> **EXERCISE DETAILS**: Output each entry verbatim and exclude every picture from it.

> **LISTED RECORDS**:

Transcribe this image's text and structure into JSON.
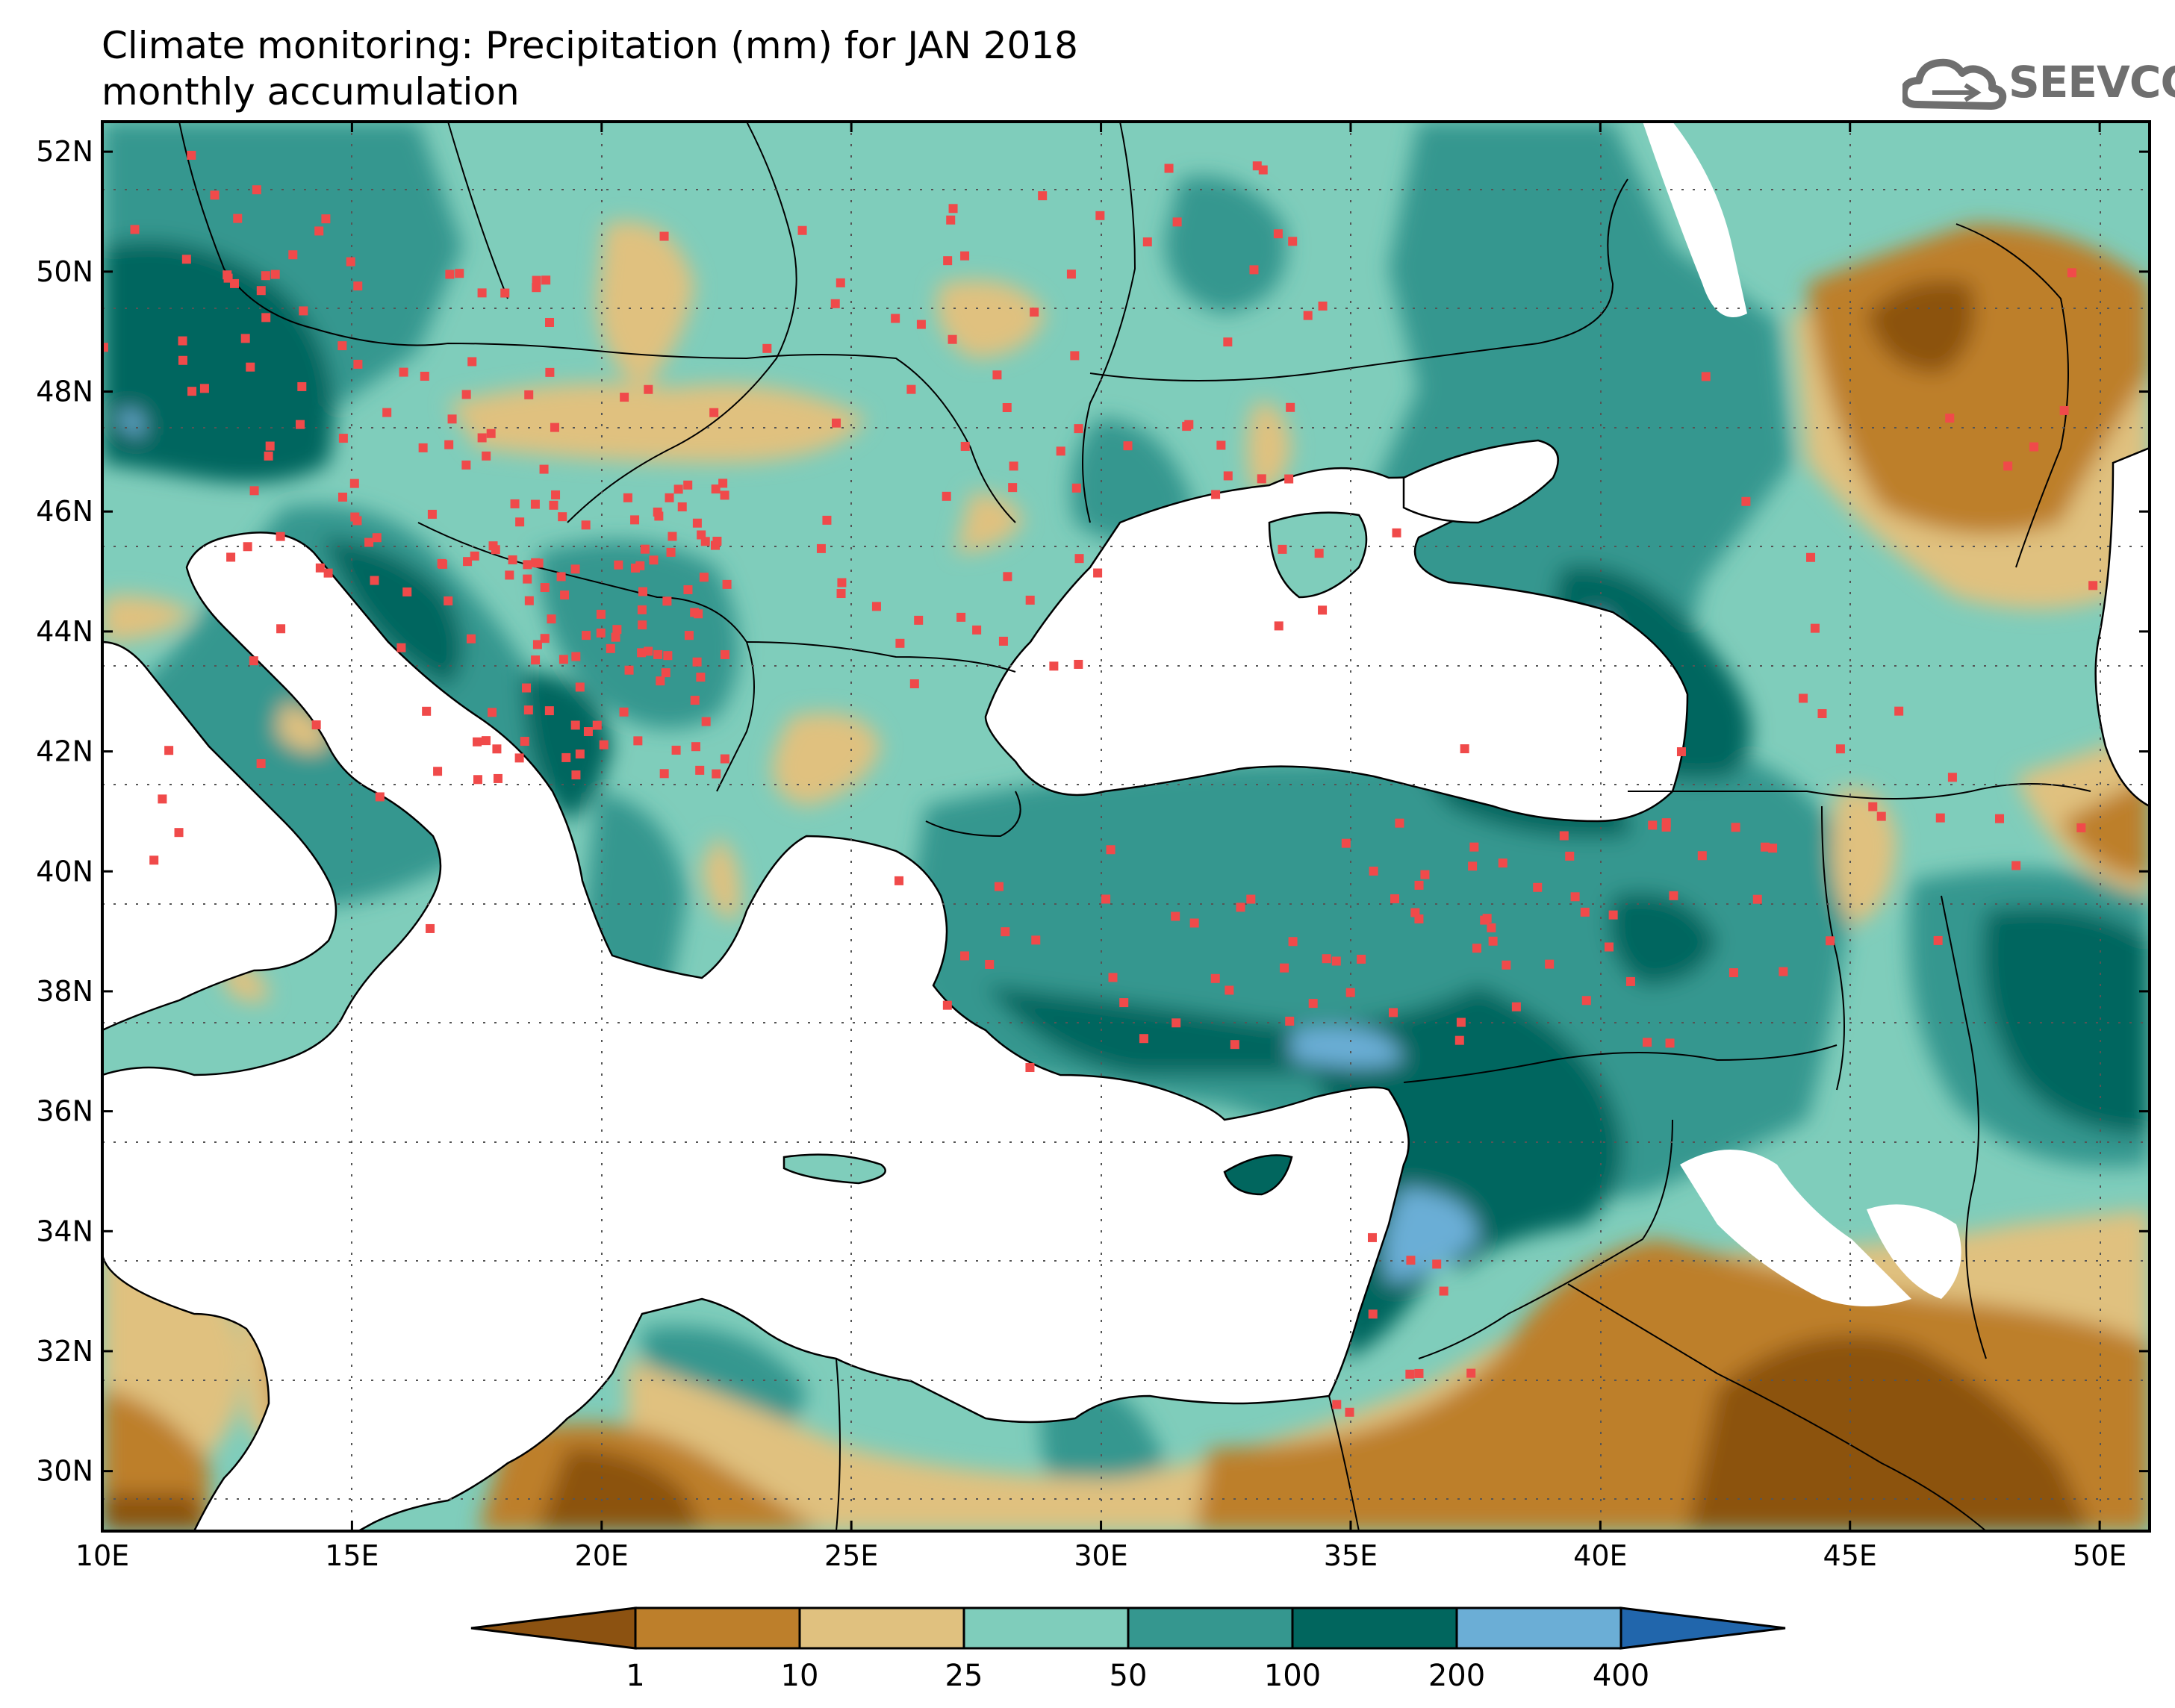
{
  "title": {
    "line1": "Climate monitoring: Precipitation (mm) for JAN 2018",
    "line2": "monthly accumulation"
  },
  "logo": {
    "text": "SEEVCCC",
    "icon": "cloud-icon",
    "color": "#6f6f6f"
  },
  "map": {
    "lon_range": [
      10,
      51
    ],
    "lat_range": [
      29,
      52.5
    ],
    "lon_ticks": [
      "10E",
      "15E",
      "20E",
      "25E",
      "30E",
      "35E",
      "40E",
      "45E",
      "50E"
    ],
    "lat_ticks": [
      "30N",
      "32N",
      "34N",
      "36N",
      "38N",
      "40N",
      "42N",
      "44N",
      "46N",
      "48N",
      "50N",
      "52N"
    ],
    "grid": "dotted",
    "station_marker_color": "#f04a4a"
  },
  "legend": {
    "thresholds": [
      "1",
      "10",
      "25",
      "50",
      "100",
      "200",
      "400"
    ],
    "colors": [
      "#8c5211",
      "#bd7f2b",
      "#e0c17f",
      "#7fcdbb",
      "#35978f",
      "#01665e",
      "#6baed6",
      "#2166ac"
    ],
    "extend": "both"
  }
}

> **TASK SOLUTION**:
Transcribe this image's text and structure into JSON.
{
  "title": {
    "line1": "Climate monitoring: Precipitation (mm) for JAN 2018",
    "line2": "monthly accumulation"
  },
  "logo": {
    "text": "SEEVCCC",
    "icon": "cloud-icon",
    "color": "#6f6f6f"
  },
  "map": {
    "lon_range": [
      10,
      51
    ],
    "lat_range": [
      29,
      52.5
    ],
    "lon_ticks": [
      "10E",
      "15E",
      "20E",
      "25E",
      "30E",
      "35E",
      "40E",
      "45E",
      "50E"
    ],
    "lat_ticks": [
      "30N",
      "32N",
      "34N",
      "36N",
      "38N",
      "40N",
      "42N",
      "44N",
      "46N",
      "48N",
      "50N",
      "52N"
    ],
    "grid": "dotted",
    "station_marker_color": "#f04a4a"
  },
  "legend": {
    "thresholds": [
      "1",
      "10",
      "25",
      "50",
      "100",
      "200",
      "400"
    ],
    "colors": [
      "#8c5211",
      "#bd7f2b",
      "#e0c17f",
      "#7fcdbb",
      "#35978f",
      "#01665e",
      "#6baed6",
      "#2166ac"
    ],
    "extend": "both"
  }
}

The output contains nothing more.